WRITTEN TASK
Exactly repeat the material, dropping only the pictures.
────────────────
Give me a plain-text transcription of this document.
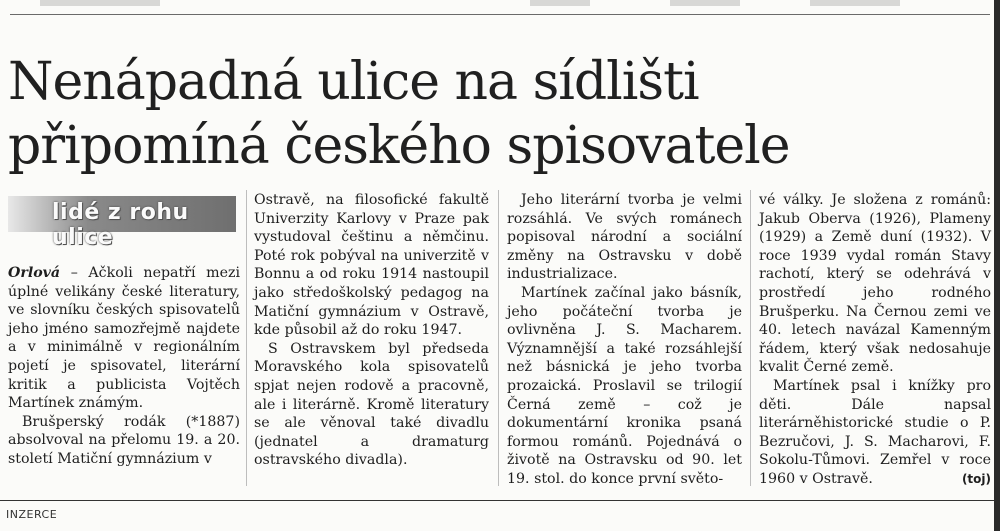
Nenápadná ulice na sídlišti
připomíná českého spisovatele
lidé z rohu ulice

Orlová – Ačkoli nepatří mezi úplné velikány české literatury, ve slovníku českých spisovatelů jeho jméno samozřejmě najdete a v minimálně v regionálním pojetí je spisovatel, literární kritik a publicista Vojtěch Martínek známým.

Brušperský rodák (*1887) absolvoval na přelomu 19. a 20. století Matiční gymnázium v

Ostravě, na filosofické fakultě Univerzity Karlovy v Praze pak vystudoval češtinu a němčinu. Poté rok pobýval na univerzitě v Bonnu a od roku 1914 nastoupil jako středoškolský pedagog na Matiční gymnázium v Ostravě, kde působil až do roku 1947.

S Ostravskem byl předseda Moravského kola spisovatelů spjat nejen rodově a pracovně, ale i literárně. Kromě literatury se ale věnoval také divadlu (jednatel a dramaturg ostravského divadla).

Jeho literární tvorba je velmi rozsáhlá. Ve svých románech popisoval národní a sociální změny na Ostravsku v době industrializace.

Martínek začínal jako básník, jeho počáteční tvorba je ovlivněna J. S. Macharem. Významnější a také rozsáhlejší než básnická je jeho tvorba prozaická. Proslavil se trilogií Černá země – což je dokumentární kronika psaná formou románů. Pojednává o životě na Ostravsku od 90. let 19. stol. do konce první světo-

vé války. Je složena z románů: Jakub Oberva (1926), Plameny (1929) a Země duní (1932). V roce 1939 vydal román Stavy rachotí, který se odehrává v prostředí jeho rodného Brušperku. Na Černou zemi ve 40. letech navázal Kamenným řádem, který však nedosahuje kvalit Černé země.

Martínek psal i knížky pro děti. Dále napsal literárněhistorické studie o P. Bezručovi, J. S. Macharovi, F. Sokolu-Tůmovi. Zemřel v roce 1960 v Ostravě.	(toj)

INZERCE
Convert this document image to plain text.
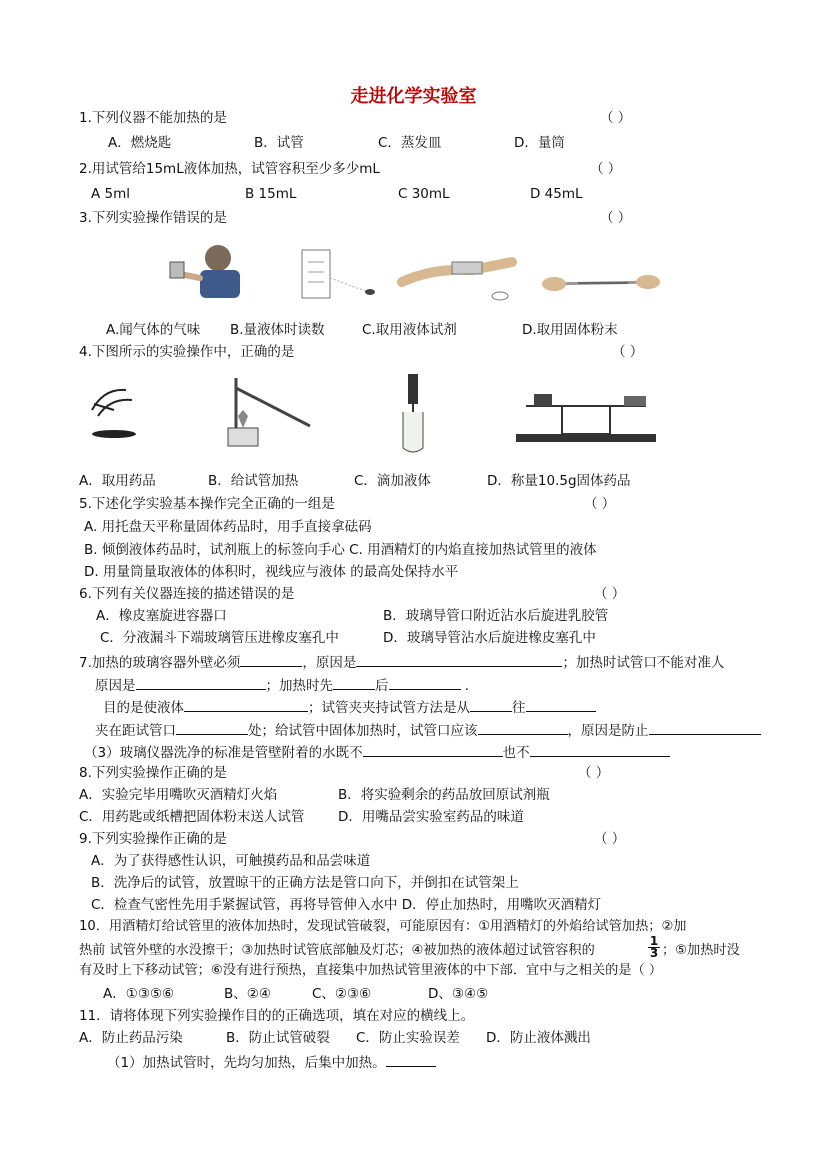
走进化学实验室
1.下列仪器不能加热的是	（ ）
A．燃烧匙	B．试管	C．蒸发皿	D．量筒
2.用试管给15mL液体加热，试管容积至少多少mL	（ ）
A 5ml	B 15mL	C 30mL	D 45mL
3.下列实验操作错误的是	（ ）
A.闻气体的气味 B.量液体时读数	C.取用液体试剂	D.取用固体粉末
4.下图所示的实验操作中，正确的是	（ ）
A．取用药品	B．给试管加热	C．滴加液体	D．称量10.5g固体药品
5.下述化学实验基本操作完全正确的一组是	（ ）
A. 用托盘天平称量固体药品时，用手直接拿砝码
B. 倾倒液体药品时，试剂瓶上的标签向手心 C. 用酒精灯的内焰直接加热试管里的液体
D. 用量筒量取液体的体积时，视线应与液体 的最高处保持水平
6.下列有关仪器连接的描述错误的是	（ ）
A．橡皮塞旋进容器口	B．玻璃导管口附近沾水后旋进乳胶管
C．分液漏斗下端玻璃管压进橡皮塞孔中	D．玻璃导管沾水后旋进橡皮塞孔中
7.加热的玻璃容器外壁必须	，原因是	；加热时试管口不能对准人
原因是	；加热时先	后	.
目的是使液体	；试管夹夹持试管方法是从	往
夹在距试管口	处；给试管中固体加热时，试管口应该	，原因是防止
（3）玻璃仪器洗净的标准是管壁附着的水既不	也不
8.下列实验操作正确的是	（ ）
A．实验完毕用嘴吹灭酒精灯火焰	B．将实验剩余的药品放回原试剂瓶
C．用药匙或纸槽把固体粉末送人试管 D．用嘴品尝实验室药品的味道
9.下列实验操作正确的是	（ ）
A．为了获得感性认识，可触摸药品和品尝味道
B．洗净后的试管，放置晾干的正确方法是管口向下，并倒扣在试管架上
C．检查气密性先用手紧握试管，再将导管伸入水中 D．停止加热时，用嘴吹灭酒精灯
10．用酒精灯给试管里的液体加热时，发现试管破裂，可能原因有：①用酒精灯的外焰给试管加热；②加
热前 试管外壁的水没擦干；③加热时试管底部触及灯芯；④被加热的液体超过试管容积的	$\frac{1}{3}$ ；⑤加热时没
有及时上下移动试管；⑥没有进行预热，直接集中加热试管里液体的中下部．宜中与之相关的是（ ）
A．①③⑤⑥	B、②④	C、②③⑥	D、③④⑤
11．请将体现下列实验操作目的的正确选项，填在对应的横线上。
A．防止药品污染	B．防止试管破裂 C．防止实验误差 D．防止液体溅出
（1）加热试管时，先均匀加热，后集中加热。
────────────────
FULL ANSWER
Give me a plain-text transcription of this document.
Nenápadná ulice na sídlišti
připomíná českého spisovatele
lidé z rohu ulice

Orlová – Ačkoli nepatří mezi úplné velikány české literatury, ve slovníku českých spisovatelů jeho jméno samozřejmě najdete a v minimálně v regionálním pojetí je spisovatel, literární kritik a publicista Vojtěch Martínek známým.

Brušperský rodák (*1887) absolvoval na přelomu 19. a 20. století Matiční gymnázium v

Ostravě, na filosofické fakultě Univerzity Karlovy v Praze pak vystudoval češtinu a němčinu. Poté rok pobýval na univerzitě v Bonnu a od roku 1914 nastoupil jako středoškolský pedagog na Matiční gymnázium v Ostravě, kde působil až do roku 1947.

S Ostravskem byl předseda Moravského kola spisovatelů spjat nejen rodově a pracovně, ale i literárně. Kromě literatury se ale věnoval také divadlu (jednatel a dramaturg ostravského divadla).

Jeho literární tvorba je velmi rozsáhlá. Ve svých románech popisoval národní a sociální změny na Ostravsku v době industrializace.

Martínek začínal jako básník, jeho počáteční tvorba je ovlivněna J. S. Macharem. Významnější a také rozsáhlejší než básnická je jeho tvorba prozaická. Proslavil se trilogií Černá země – což je dokumentární kronika psaná formou románů. Pojednává o životě na Ostravsku od 90. let 19. stol. do konce první světo-

vé války. Je složena z románů: Jakub Oberva (1926), Plameny (1929) a Země duní (1932). V roce 1939 vydal román Stavy rachotí, který se odehrává v prostředí jeho rodného Brušperku. Na Černou zemi ve 40. letech navázal Kamenným řádem, který však nedosahuje kvalit Černé země.

Martínek psal i knížky pro děti. Dále napsal literárněhistorické studie o P. Bezručovi, J. S. Macharovi, F. Sokolu-Tůmovi. Zemřel v roce 1960 v Ostravě.	(toj)

INZERCE
Convert this document image to plain text.
走进化学实验室
1.下列仪器不能加热的是	（ ）
A．燃烧匙	B．试管	C．蒸发皿	D．量筒
2.用试管给15mL液体加热，试管容积至少多少mL	（ ）
A 5ml	B 15mL	C 30mL	D 45mL
3.下列实验操作错误的是	（ ）
A.闻气体的气味 B.量液体时读数	C.取用液体试剂	D.取用固体粉末
4.下图所示的实验操作中，正确的是	（ ）
A．取用药品	B．给试管加热	C．滴加液体	D．称量10.5g固体药品
5.下述化学实验基本操作完全正确的一组是	（ ）
A. 用托盘天平称量固体药品时，用手直接拿砝码
B. 倾倒液体药品时，试剂瓶上的标签向手心 C. 用酒精灯的内焰直接加热试管里的液体
D. 用量筒量取液体的体积时，视线应与液体 的最高处保持水平
6.下列有关仪器连接的描述错误的是	（ ）
A．橡皮塞旋进容器口	B．玻璃导管口附近沾水后旋进乳胶管
C．分液漏斗下端玻璃管压进橡皮塞孔中	D．玻璃导管沾水后旋进橡皮塞孔中
7.加热的玻璃容器外壁必须	，原因是	；加热时试管口不能对准人
原因是	；加热时先	后	.
目的是使液体	；试管夹夹持试管方法是从	往
夹在距试管口	处；给试管中固体加热时，试管口应该	，原因是防止
（3）玻璃仪器洗净的标准是管壁附着的水既不	也不
8.下列实验操作正确的是	（ ）
A．实验完毕用嘴吹灭酒精灯火焰	B．将实验剩余的药品放回原试剂瓶
C．用药匙或纸槽把固体粉末送人试管 D．用嘴品尝实验室药品的味道
9.下列实验操作正确的是	（ ）
A．为了获得感性认识，可触摸药品和品尝味道
B．洗净后的试管，放置晾干的正确方法是管口向下，并倒扣在试管架上
C．检查气密性先用手紧握试管，再将导管伸入水中 D．停止加热时，用嘴吹灭酒精灯
10．用酒精灯给试管里的液体加热时，发现试管破裂，可能原因有：①用酒精灯的外焰给试管加热；②加
热前 试管外壁的水没擦干；③加热时试管底部触及灯芯；④被加热的液体超过试管容积的	$\frac{1}{3}$ ；⑤加热时没
有及时上下移动试管；⑥没有进行预热，直接集中加热试管里液体的中下部．宜中与之相关的是（ ）
A．①③⑤⑥	B、②④	C、②③⑥	D、③④⑤
11．请将体现下列实验操作目的的正确选项，填在对应的横线上。
A．防止药品污染	B．防止试管破裂 C．防止实验误差 D．防止液体溅出
（1）加热试管时，先均匀加热，后集中加热。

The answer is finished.